> [PROBLEM DESCRIPTION] Report the total number of lines that include the string "quantity", without any other text.
______________________________
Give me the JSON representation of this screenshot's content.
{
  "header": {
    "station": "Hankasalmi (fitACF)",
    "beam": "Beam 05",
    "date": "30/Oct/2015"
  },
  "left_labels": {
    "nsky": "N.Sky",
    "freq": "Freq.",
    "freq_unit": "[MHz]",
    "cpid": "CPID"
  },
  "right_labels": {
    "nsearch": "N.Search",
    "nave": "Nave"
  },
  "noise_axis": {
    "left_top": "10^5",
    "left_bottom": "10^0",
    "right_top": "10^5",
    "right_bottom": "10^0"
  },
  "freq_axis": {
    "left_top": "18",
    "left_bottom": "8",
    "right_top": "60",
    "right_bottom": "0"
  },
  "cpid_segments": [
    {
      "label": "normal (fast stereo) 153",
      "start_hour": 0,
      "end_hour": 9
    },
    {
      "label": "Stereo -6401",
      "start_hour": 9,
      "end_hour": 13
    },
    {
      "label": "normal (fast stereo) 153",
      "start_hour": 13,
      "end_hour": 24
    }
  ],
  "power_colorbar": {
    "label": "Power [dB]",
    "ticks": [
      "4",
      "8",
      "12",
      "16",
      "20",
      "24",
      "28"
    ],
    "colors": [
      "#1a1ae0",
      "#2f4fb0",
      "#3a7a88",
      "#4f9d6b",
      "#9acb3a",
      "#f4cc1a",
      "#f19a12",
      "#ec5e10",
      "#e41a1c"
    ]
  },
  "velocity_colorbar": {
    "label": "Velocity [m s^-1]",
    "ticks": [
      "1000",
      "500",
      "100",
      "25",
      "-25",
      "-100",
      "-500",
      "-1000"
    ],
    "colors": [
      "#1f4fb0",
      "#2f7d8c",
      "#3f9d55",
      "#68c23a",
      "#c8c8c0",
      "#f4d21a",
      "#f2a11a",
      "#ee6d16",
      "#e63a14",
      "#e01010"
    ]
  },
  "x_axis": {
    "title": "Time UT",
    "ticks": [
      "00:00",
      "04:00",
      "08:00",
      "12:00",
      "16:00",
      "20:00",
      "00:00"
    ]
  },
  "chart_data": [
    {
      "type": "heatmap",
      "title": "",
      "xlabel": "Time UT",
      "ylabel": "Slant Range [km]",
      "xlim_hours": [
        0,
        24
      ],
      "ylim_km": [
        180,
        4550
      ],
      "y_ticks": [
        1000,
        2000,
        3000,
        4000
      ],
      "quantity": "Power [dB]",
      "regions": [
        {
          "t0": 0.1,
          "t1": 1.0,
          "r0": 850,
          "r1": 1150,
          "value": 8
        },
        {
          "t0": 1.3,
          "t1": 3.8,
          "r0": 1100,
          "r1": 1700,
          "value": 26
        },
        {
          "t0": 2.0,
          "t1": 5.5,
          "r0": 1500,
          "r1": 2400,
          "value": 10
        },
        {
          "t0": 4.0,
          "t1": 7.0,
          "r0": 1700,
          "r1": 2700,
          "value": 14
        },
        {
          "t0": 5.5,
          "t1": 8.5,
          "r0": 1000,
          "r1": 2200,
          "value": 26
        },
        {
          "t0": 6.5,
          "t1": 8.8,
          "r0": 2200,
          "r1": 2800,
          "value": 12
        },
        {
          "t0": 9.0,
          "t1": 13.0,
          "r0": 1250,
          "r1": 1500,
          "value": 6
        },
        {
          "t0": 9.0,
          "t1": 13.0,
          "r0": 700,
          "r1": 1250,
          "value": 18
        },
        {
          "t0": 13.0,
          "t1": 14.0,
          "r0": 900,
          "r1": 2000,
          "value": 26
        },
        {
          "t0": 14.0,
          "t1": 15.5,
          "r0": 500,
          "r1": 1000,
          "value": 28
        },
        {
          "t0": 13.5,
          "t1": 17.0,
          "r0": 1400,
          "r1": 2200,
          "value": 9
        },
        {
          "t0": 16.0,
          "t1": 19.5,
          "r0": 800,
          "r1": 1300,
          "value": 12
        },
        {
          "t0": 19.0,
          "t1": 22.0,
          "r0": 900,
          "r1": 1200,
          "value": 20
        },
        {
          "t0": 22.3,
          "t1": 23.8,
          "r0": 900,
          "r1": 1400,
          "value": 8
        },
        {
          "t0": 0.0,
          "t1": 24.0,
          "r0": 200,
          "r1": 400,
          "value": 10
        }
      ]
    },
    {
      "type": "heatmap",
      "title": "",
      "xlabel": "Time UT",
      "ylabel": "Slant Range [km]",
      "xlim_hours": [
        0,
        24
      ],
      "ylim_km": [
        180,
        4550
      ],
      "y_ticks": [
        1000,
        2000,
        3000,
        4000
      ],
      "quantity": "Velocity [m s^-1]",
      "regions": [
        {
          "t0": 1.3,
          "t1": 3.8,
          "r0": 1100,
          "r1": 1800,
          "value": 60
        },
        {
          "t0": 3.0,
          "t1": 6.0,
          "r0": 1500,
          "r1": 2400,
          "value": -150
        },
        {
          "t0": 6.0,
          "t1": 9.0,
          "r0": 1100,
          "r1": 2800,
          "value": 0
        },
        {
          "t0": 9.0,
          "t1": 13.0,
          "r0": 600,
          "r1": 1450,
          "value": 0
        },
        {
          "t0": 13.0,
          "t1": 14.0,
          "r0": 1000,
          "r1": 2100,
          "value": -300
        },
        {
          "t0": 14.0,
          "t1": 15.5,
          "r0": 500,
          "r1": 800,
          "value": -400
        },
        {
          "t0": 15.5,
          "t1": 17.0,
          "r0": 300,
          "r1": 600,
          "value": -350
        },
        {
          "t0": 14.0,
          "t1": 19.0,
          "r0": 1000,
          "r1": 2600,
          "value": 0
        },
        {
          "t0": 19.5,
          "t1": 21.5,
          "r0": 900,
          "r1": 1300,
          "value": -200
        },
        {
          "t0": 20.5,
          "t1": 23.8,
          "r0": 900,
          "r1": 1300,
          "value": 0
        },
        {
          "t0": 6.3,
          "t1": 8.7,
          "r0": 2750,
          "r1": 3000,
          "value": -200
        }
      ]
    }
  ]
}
______________________________
> [COMPLETE ANSWER] 2